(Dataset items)
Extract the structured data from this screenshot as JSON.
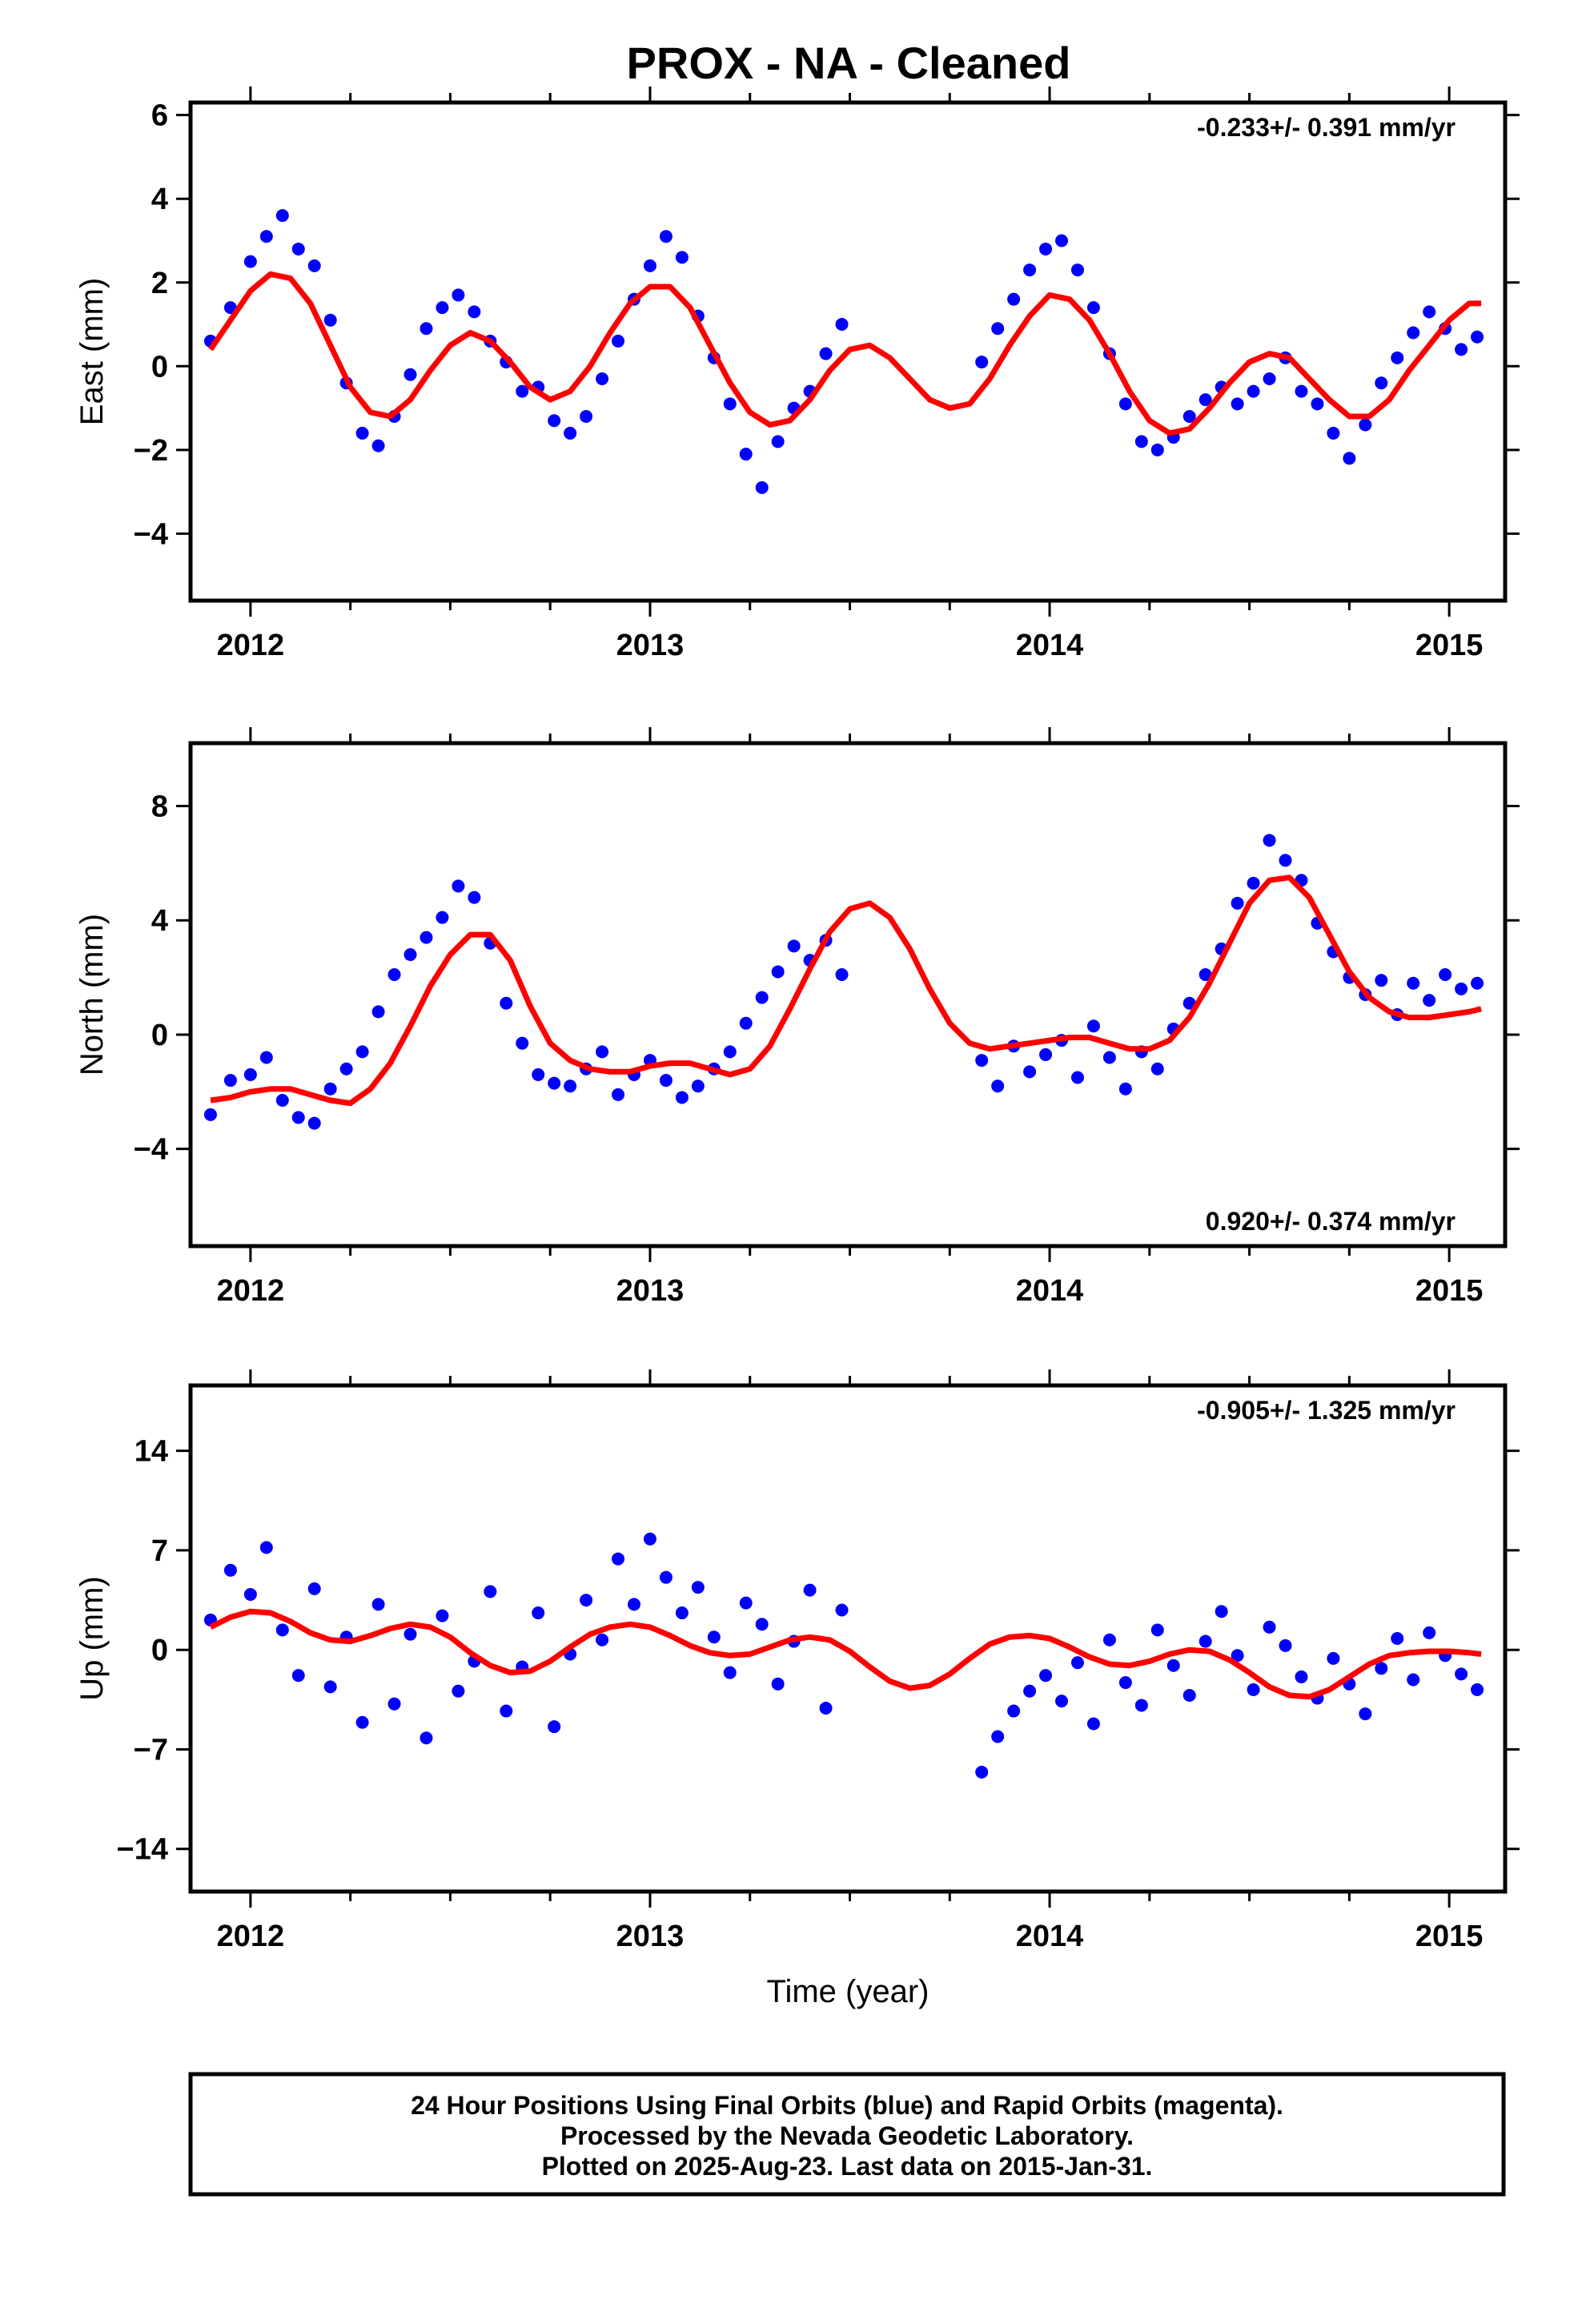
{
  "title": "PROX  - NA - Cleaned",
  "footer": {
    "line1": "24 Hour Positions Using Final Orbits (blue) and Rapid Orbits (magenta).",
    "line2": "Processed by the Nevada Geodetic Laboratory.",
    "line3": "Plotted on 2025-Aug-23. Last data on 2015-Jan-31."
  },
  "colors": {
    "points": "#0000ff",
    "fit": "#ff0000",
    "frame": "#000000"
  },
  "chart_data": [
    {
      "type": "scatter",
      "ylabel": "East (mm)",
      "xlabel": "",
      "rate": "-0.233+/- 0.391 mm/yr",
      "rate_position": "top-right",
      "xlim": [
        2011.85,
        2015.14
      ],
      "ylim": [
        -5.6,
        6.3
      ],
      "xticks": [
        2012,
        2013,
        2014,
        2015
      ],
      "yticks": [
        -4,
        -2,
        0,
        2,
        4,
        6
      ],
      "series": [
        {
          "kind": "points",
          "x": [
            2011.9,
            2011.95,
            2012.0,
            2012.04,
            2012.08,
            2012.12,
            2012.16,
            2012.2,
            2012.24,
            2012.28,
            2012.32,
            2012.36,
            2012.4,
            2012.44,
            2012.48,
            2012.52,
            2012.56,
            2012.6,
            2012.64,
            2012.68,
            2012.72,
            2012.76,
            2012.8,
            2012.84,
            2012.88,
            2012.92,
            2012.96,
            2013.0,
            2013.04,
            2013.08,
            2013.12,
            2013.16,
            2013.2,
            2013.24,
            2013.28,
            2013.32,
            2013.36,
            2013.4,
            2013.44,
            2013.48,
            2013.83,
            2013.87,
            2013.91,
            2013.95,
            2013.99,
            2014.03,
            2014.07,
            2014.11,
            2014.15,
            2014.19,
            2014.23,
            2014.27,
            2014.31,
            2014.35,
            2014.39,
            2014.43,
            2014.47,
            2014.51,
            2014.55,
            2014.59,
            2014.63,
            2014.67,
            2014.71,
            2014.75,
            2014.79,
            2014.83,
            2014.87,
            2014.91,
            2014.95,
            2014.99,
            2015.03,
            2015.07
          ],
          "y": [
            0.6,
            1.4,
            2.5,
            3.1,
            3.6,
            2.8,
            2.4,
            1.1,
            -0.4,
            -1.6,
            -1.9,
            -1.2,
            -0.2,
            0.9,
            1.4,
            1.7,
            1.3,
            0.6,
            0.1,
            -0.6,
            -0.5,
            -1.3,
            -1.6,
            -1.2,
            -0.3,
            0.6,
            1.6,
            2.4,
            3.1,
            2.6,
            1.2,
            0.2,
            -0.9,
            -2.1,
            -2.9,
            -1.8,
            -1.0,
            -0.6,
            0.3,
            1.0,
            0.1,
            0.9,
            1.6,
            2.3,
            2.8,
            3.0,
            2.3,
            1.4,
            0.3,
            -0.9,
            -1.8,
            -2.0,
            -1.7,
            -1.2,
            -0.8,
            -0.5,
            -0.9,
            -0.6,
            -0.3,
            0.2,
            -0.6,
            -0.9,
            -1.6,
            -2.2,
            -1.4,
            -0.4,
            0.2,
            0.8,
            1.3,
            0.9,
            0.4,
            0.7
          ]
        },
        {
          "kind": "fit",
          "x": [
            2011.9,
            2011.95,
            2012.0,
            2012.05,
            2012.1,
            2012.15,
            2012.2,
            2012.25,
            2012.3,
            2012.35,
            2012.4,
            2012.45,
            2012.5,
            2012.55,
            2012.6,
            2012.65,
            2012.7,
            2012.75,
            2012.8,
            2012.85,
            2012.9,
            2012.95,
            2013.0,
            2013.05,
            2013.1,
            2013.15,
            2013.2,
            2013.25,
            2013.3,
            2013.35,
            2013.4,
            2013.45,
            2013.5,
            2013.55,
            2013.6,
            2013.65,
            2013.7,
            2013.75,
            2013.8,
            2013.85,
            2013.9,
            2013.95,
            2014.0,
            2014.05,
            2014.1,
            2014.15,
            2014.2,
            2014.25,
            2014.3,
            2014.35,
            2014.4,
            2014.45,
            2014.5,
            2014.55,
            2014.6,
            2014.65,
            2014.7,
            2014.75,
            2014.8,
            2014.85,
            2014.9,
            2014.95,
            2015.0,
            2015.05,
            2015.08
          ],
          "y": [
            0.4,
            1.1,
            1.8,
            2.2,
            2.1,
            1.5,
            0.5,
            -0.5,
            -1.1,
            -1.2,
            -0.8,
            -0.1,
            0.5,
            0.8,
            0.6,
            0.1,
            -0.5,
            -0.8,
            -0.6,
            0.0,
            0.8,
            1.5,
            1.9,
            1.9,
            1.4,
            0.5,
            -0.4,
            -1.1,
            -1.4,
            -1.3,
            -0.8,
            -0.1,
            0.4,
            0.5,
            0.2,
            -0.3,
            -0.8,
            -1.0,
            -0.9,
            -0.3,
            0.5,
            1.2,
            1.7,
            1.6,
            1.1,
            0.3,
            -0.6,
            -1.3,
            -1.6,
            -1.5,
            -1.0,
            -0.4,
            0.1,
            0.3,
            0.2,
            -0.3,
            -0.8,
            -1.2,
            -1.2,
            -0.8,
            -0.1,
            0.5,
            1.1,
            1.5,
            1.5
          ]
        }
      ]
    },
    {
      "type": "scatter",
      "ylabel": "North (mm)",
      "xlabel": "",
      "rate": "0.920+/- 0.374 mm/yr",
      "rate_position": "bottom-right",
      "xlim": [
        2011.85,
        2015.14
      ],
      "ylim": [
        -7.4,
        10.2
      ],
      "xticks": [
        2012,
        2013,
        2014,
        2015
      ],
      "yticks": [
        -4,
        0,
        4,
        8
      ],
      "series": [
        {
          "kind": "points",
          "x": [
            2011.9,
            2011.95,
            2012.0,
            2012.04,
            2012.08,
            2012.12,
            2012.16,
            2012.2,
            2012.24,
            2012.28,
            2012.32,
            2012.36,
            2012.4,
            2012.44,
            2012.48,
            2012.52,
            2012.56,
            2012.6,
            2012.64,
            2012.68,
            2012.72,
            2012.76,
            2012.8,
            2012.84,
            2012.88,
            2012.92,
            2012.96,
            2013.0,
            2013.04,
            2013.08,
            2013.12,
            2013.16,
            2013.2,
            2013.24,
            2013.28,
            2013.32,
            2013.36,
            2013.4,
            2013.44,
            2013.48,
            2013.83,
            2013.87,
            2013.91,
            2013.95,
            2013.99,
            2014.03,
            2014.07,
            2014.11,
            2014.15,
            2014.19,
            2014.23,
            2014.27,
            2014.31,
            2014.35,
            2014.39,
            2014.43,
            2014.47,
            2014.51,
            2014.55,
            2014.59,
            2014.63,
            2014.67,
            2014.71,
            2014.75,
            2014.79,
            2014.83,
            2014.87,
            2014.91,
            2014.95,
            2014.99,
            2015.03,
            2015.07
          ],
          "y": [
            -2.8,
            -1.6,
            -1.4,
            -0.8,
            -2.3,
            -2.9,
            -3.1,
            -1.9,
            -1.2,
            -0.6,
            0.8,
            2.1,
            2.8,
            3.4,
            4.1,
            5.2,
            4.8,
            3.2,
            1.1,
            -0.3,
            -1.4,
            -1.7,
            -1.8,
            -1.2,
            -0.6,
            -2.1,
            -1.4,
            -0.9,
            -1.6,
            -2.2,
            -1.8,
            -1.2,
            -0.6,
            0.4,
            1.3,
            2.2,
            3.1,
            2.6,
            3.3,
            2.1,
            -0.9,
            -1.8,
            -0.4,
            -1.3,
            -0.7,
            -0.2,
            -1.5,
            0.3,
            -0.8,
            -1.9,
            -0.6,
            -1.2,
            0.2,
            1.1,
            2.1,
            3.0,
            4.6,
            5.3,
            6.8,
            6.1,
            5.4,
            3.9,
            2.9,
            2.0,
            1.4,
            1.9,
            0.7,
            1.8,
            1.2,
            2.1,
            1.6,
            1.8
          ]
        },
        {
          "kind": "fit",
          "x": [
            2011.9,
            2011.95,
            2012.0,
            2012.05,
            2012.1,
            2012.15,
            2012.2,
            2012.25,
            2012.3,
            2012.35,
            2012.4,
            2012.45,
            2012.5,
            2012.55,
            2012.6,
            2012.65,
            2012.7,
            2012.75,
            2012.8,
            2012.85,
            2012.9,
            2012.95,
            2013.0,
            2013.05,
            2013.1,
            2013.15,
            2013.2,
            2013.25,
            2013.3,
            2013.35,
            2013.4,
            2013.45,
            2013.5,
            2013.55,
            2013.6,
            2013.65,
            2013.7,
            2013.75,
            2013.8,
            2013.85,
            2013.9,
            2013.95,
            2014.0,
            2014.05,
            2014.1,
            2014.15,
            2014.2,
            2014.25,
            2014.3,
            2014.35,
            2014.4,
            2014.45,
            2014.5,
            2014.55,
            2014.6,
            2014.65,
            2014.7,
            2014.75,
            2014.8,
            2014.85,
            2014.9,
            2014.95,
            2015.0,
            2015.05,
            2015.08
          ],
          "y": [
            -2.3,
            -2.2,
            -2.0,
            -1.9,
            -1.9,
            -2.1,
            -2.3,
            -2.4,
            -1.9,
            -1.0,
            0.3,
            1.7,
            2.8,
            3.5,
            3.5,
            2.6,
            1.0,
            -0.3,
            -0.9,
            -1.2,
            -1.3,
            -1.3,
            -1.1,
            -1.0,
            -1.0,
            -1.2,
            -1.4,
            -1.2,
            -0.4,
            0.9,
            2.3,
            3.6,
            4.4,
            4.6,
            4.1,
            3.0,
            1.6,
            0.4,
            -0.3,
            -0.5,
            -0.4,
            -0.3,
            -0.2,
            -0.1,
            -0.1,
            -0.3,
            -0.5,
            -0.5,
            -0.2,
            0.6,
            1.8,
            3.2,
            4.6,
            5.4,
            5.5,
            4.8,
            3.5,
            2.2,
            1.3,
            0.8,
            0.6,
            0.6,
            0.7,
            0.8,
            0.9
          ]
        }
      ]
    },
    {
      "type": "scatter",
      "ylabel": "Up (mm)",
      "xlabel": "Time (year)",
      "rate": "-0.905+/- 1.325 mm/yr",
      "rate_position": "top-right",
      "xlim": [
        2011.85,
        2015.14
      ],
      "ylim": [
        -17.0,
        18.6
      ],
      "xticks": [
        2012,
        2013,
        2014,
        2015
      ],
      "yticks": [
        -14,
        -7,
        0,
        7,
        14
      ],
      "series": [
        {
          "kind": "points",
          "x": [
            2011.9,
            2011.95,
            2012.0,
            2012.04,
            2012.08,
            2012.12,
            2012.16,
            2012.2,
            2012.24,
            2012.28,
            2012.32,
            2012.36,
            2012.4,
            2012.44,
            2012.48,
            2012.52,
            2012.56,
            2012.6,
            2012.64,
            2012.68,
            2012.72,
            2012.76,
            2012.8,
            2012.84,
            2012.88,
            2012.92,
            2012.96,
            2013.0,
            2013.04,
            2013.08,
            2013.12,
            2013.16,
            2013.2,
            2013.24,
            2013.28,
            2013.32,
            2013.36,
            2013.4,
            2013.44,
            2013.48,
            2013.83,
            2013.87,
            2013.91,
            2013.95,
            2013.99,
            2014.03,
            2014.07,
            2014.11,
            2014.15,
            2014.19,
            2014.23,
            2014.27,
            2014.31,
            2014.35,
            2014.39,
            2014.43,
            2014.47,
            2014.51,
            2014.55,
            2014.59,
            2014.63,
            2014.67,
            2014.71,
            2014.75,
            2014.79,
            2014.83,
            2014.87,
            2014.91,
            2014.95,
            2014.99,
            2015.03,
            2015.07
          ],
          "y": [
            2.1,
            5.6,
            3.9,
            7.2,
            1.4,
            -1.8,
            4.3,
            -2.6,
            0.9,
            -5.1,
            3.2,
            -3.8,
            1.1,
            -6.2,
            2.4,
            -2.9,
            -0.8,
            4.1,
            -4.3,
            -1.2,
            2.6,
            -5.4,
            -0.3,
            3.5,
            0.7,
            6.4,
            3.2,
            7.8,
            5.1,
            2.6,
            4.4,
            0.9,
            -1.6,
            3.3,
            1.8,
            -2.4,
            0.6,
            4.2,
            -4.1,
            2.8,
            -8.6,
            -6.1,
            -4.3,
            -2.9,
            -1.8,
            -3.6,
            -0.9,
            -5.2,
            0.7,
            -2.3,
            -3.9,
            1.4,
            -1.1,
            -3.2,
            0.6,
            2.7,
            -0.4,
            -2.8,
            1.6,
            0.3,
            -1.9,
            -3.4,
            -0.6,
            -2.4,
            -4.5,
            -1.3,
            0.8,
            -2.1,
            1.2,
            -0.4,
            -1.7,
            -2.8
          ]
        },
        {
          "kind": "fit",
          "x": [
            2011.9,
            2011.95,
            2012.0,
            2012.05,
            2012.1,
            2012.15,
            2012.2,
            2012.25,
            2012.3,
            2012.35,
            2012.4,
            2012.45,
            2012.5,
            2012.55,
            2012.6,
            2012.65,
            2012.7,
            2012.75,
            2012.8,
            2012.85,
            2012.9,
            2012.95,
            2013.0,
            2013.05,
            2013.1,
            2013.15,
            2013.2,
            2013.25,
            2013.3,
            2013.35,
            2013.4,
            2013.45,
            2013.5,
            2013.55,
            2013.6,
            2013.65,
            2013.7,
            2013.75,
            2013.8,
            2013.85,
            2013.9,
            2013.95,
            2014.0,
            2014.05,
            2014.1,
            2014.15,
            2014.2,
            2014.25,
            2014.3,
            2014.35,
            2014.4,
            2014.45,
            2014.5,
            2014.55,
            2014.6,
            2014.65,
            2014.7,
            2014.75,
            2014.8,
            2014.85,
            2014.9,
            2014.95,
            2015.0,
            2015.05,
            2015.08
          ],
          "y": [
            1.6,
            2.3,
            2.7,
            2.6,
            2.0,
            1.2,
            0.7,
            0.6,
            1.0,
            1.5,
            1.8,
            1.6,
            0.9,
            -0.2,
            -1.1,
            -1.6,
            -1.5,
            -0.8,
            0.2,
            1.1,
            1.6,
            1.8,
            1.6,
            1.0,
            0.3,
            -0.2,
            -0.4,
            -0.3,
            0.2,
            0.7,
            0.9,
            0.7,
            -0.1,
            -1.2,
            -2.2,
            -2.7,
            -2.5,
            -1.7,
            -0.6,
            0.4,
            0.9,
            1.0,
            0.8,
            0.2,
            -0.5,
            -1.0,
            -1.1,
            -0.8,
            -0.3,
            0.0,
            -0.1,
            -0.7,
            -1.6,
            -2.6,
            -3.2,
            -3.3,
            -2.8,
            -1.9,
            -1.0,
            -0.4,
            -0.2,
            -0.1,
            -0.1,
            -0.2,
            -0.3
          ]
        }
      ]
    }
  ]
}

---

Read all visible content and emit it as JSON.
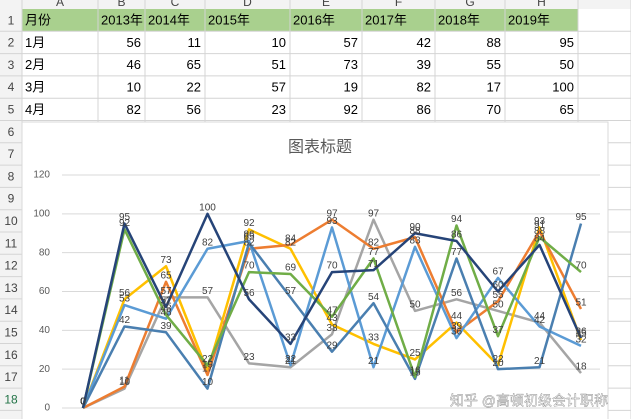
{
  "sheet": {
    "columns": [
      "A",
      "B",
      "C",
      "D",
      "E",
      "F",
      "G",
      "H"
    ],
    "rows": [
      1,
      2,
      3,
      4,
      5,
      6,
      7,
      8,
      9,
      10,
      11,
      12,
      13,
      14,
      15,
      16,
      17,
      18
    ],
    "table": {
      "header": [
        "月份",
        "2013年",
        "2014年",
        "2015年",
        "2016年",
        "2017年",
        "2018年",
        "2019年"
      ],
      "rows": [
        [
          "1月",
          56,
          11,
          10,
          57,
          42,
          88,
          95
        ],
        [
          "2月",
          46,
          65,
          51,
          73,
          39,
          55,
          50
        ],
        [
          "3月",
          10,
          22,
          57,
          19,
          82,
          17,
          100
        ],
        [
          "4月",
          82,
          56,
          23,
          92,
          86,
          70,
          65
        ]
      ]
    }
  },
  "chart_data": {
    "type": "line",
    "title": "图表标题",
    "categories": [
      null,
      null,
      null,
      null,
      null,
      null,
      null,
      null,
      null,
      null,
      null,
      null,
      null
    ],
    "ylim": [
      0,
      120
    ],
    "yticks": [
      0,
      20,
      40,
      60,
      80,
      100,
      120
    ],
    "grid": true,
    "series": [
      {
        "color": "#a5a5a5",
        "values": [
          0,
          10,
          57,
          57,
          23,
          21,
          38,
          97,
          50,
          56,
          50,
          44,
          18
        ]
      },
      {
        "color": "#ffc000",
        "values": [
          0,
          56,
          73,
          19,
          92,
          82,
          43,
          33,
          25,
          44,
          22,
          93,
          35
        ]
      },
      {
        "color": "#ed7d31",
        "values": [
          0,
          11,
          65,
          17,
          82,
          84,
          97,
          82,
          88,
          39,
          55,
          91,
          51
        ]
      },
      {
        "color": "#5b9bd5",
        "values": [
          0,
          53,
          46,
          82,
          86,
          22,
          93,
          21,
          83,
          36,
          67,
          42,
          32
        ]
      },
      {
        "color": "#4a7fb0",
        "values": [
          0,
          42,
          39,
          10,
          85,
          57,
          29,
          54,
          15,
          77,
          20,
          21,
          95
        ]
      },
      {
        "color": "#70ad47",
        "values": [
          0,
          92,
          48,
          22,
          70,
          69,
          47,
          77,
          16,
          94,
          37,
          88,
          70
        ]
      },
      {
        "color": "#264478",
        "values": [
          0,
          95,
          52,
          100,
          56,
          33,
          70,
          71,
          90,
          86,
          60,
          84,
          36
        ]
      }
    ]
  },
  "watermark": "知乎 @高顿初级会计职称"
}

Problem requirements –
Which lines above hold the word "JSON"? Copy each of them.

Problem solution –
Extract the structured data from this screenshot as JSON.
Read all visible content and emit it as JSON.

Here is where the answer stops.